### The data
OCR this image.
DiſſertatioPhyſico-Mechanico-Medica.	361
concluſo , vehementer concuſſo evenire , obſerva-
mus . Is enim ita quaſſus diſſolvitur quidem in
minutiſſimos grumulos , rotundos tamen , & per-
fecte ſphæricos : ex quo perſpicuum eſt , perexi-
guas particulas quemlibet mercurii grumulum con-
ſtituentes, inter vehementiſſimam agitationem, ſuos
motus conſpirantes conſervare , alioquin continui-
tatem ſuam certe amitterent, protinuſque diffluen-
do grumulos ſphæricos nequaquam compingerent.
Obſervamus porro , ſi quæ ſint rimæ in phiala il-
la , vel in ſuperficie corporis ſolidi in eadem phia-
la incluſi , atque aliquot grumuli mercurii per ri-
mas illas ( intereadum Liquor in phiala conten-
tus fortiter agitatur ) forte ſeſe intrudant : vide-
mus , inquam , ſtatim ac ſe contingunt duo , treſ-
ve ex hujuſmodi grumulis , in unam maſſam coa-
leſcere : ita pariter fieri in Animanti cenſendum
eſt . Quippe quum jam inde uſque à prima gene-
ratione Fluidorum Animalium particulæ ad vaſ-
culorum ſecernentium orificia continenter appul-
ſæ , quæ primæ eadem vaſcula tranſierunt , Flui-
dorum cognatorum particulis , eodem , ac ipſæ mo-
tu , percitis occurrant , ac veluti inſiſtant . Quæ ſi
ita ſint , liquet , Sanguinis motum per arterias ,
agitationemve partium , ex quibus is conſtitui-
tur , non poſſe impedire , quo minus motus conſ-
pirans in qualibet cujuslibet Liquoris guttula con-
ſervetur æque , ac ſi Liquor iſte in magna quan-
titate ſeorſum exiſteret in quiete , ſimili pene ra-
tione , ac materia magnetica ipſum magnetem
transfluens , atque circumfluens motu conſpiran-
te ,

### What the exercise asks
From the data above, pick out each line containing "motus" and copy it.

### Exercise output
motus conſpirantes conſervare , alioquin continui-
tur , non poſſe impedire , quo minus motus conſ-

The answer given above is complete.